> Aim of the exercise:
When you spot the word "title" in a line of the data below, copy that line.

> Data records:
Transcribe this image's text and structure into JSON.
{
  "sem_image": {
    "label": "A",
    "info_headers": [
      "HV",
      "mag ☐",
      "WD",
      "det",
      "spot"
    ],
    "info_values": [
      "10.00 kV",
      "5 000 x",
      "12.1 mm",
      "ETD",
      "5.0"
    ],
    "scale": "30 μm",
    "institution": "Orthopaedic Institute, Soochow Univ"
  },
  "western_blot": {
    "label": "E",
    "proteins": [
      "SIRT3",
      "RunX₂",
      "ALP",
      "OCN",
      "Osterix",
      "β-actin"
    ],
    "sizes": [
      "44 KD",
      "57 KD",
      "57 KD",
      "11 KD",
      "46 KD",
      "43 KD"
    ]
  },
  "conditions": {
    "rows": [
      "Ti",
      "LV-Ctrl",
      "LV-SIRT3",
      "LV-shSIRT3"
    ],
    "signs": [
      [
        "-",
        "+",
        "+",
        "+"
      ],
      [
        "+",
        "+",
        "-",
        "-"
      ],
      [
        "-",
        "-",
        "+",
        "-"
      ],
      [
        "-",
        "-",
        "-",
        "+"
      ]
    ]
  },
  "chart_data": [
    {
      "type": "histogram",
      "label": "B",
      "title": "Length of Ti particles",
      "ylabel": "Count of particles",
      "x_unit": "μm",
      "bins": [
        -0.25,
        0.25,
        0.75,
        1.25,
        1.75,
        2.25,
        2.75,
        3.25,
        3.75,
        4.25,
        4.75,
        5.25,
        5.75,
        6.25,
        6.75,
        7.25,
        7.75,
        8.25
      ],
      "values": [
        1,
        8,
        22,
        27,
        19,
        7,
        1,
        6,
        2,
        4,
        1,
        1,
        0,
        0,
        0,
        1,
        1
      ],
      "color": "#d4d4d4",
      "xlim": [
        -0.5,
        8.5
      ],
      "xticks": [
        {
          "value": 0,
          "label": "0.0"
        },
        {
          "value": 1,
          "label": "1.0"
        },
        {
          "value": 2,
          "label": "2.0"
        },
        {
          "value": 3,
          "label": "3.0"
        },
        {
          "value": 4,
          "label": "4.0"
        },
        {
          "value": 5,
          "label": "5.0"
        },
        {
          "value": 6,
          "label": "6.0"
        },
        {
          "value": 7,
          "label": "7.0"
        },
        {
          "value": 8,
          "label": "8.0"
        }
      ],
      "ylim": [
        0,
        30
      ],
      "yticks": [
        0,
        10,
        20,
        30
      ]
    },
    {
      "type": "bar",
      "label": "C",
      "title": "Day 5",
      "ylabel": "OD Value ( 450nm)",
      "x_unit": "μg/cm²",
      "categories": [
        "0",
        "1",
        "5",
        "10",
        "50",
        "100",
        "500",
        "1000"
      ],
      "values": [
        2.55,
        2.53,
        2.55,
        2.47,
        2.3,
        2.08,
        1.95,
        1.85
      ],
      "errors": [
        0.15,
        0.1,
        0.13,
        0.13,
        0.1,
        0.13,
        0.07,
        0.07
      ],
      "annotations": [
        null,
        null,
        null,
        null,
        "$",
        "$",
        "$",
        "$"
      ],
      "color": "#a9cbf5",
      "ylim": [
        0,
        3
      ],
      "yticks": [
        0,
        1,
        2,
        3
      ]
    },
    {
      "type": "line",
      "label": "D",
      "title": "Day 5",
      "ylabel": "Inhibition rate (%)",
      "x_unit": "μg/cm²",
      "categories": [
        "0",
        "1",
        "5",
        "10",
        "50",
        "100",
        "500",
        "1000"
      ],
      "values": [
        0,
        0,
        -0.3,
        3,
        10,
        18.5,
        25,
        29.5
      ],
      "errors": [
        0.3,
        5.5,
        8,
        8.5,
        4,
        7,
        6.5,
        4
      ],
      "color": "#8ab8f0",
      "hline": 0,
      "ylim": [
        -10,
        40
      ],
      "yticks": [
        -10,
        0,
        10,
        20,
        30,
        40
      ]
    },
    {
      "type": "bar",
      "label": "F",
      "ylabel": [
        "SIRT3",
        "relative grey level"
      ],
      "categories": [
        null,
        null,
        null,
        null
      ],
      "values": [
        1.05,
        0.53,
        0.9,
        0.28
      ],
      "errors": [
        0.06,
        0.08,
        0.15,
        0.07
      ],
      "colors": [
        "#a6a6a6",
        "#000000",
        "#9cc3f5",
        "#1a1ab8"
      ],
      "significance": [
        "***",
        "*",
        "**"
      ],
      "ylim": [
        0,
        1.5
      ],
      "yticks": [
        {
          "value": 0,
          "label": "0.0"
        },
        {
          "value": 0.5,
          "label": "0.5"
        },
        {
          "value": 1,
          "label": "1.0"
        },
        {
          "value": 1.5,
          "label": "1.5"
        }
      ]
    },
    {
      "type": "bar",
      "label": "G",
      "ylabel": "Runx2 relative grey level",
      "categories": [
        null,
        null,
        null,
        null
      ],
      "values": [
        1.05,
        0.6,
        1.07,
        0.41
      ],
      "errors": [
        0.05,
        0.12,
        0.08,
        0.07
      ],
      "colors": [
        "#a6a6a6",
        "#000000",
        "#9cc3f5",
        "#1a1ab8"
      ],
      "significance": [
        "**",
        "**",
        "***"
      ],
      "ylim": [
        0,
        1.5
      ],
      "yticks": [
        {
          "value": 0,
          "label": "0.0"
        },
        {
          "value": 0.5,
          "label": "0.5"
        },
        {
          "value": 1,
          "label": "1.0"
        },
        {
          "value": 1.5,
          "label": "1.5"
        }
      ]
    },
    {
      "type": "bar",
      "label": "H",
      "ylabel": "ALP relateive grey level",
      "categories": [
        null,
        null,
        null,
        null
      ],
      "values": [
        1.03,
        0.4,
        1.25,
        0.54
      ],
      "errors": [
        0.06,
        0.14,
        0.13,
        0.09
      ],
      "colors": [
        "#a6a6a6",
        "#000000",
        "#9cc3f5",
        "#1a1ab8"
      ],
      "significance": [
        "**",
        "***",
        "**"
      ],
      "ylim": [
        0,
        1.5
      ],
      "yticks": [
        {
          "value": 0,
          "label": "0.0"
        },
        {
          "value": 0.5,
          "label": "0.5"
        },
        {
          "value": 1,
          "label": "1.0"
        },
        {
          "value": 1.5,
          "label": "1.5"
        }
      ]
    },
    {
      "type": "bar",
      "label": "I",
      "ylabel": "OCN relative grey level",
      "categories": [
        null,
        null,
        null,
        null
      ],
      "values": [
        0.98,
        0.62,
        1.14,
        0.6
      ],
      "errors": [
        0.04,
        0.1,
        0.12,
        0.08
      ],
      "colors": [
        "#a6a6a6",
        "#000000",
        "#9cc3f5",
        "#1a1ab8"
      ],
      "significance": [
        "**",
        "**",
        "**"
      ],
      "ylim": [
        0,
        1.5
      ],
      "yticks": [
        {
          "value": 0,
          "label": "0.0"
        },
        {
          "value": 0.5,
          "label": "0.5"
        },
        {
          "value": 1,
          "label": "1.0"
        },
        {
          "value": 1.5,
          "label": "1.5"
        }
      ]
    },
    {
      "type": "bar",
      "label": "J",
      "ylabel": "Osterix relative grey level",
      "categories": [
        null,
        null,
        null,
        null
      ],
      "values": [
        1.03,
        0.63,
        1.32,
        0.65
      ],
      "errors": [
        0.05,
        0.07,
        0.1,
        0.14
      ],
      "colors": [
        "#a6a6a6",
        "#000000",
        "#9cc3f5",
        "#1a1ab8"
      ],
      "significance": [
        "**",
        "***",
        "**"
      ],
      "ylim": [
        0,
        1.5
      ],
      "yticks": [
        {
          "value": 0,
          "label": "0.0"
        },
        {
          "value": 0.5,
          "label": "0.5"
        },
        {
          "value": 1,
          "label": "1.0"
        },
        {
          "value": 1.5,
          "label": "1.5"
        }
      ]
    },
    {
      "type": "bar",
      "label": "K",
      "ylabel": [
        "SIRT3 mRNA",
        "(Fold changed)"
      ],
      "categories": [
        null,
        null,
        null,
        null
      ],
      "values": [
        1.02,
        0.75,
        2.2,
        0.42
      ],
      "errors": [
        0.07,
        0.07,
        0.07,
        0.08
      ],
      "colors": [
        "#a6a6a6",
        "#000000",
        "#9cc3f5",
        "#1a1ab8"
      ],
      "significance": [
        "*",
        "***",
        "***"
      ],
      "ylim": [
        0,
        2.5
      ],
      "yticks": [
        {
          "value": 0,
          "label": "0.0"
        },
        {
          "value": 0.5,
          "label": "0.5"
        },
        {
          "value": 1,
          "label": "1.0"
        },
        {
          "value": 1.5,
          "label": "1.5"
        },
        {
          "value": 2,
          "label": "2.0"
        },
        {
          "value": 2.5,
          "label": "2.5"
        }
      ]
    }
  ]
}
...
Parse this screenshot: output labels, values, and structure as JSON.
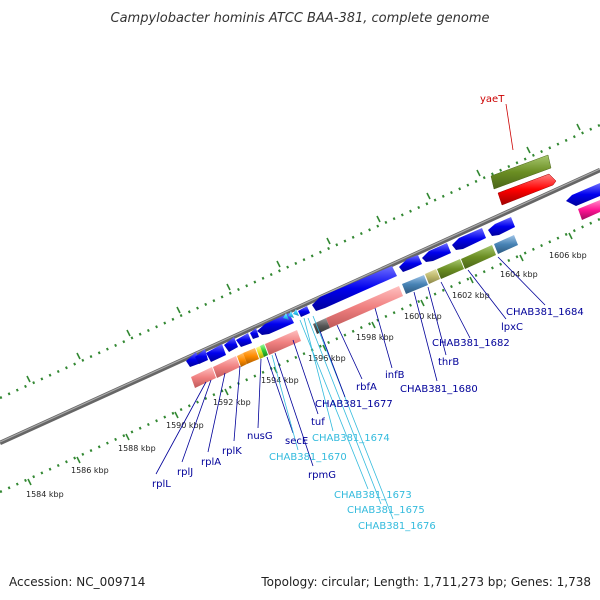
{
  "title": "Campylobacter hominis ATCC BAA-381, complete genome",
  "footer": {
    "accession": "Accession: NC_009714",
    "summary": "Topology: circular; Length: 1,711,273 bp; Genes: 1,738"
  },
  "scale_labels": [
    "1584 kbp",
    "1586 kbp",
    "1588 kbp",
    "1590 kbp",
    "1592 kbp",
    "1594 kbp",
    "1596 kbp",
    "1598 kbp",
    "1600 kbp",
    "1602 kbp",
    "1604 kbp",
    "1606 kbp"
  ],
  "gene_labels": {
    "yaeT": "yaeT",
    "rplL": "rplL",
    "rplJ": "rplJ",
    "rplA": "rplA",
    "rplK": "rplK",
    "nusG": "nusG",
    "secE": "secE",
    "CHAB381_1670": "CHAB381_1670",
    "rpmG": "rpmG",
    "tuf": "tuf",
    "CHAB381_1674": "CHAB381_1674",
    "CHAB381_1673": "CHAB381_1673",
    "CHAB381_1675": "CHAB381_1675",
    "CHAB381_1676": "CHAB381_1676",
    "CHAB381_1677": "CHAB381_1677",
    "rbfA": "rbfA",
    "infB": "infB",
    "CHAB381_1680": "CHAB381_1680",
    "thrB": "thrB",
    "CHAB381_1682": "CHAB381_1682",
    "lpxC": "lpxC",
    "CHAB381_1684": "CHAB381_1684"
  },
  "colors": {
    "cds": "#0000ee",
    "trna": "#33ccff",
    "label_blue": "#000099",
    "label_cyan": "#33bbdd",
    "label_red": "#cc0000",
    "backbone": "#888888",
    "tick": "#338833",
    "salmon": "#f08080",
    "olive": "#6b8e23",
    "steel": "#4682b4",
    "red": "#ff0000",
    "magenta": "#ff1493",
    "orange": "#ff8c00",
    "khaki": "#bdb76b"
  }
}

> Result for this task:
      "title": "Length of Ti particles",
      "title": "Day 5",
      "title": "Day 5",
  "title": "Campylobacter hominis ATCC BAA-381, complete genome",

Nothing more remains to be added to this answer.